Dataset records
>>>
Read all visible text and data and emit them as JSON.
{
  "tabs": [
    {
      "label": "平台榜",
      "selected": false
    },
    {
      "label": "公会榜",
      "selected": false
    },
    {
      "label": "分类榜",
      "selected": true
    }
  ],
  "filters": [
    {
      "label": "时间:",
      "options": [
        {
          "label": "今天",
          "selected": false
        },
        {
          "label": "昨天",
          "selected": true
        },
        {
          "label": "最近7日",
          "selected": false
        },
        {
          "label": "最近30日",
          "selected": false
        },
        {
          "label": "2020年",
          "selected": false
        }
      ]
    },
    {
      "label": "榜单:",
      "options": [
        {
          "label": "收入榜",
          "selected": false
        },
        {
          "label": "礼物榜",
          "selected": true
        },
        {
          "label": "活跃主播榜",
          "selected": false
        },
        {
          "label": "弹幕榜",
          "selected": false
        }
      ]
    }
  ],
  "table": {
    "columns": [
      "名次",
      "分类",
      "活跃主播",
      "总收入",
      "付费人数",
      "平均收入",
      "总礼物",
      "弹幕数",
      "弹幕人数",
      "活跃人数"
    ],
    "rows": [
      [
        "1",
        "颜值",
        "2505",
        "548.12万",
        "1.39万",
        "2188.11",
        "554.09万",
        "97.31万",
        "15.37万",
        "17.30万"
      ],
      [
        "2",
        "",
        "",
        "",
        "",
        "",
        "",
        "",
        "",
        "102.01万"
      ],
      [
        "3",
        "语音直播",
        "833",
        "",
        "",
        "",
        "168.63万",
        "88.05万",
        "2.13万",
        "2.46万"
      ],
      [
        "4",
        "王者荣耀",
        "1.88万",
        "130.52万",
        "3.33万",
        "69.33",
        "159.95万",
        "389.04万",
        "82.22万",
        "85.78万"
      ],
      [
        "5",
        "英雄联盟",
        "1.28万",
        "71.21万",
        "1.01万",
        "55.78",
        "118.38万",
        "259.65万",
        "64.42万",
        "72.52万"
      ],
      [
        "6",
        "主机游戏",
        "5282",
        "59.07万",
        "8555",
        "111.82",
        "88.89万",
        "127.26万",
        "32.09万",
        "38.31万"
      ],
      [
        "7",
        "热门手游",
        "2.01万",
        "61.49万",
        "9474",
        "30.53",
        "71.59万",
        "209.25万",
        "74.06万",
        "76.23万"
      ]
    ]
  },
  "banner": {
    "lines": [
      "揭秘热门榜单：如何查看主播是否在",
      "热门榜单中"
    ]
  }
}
<<<
Return the material exactly as it stands.

Read all visible text and data and emit them as JSON.
{
  "tabs": [
    {
      "label": "平台榜",
      "selected": false
    },
    {
      "label": "公会榜",
      "selected": false
    },
    {
      "label": "分类榜",
      "selected": true
    }
  ],
  "filters": [
    {
      "label": "时间:",
      "options": [
        {
          "label": "今天",
          "selected": false
        },
        {
          "label": "昨天",
          "selected": true
        },
        {
          "label": "最近7日",
          "selected": false
        },
        {
          "label": "最近30日",
          "selected": false
        },
        {
          "label": "2020年",
          "selected": false
        }
      ]
    },
    {
      "label": "榜单:",
      "options": [
        {
          "label": "收入榜",
          "selected": false
        },
        {
          "label": "礼物榜",
          "selected": true
        },
        {
          "label": "活跃主播榜",
          "selected": false
        },
        {
          "label": "弹幕榜",
          "selected": false
        }
      ]
    }
  ],
  "table": {
    "columns": [
      "名次",
      "分类",
      "活跃主播",
      "总收入",
      "付费人数",
      "平均收入",
      "总礼物",
      "弹幕数",
      "弹幕人数",
      "活跃人数"
    ],
    "rows": [
      [
        "1",
        "颜值",
        "2505",
        "548.12万",
        "1.39万",
        "2188.11",
        "554.09万",
        "97.31万",
        "15.37万",
        "17.30万"
      ],
      [
        "2",
        "",
        "",
        "",
        "",
        "",
        "",
        "",
        "",
        "102.01万"
      ],
      [
        "3",
        "语音直播",
        "833",
        "",
        "",
        "",
        "168.63万",
        "88.05万",
        "2.13万",
        "2.46万"
      ],
      [
        "4",
        "王者荣耀",
        "1.88万",
        "130.52万",
        "3.33万",
        "69.33",
        "159.95万",
        "389.04万",
        "82.22万",
        "85.78万"
      ],
      [
        "5",
        "英雄联盟",
        "1.28万",
        "71.21万",
        "1.01万",
        "55.78",
        "118.38万",
        "259.65万",
        "64.42万",
        "72.52万"
      ],
      [
        "6",
        "主机游戏",
        "5282",
        "59.07万",
        "8555",
        "111.82",
        "88.89万",
        "127.26万",
        "32.09万",
        "38.31万"
      ],
      [
        "7",
        "热门手游",
        "2.01万",
        "61.49万",
        "9474",
        "30.53",
        "71.59万",
        "209.25万",
        "74.06万",
        "76.23万"
      ]
    ]
  },
  "banner": {
    "lines": [
      "揭秘热门榜单：如何查看主播是否在",
      "热门榜单中"
    ]
  }
}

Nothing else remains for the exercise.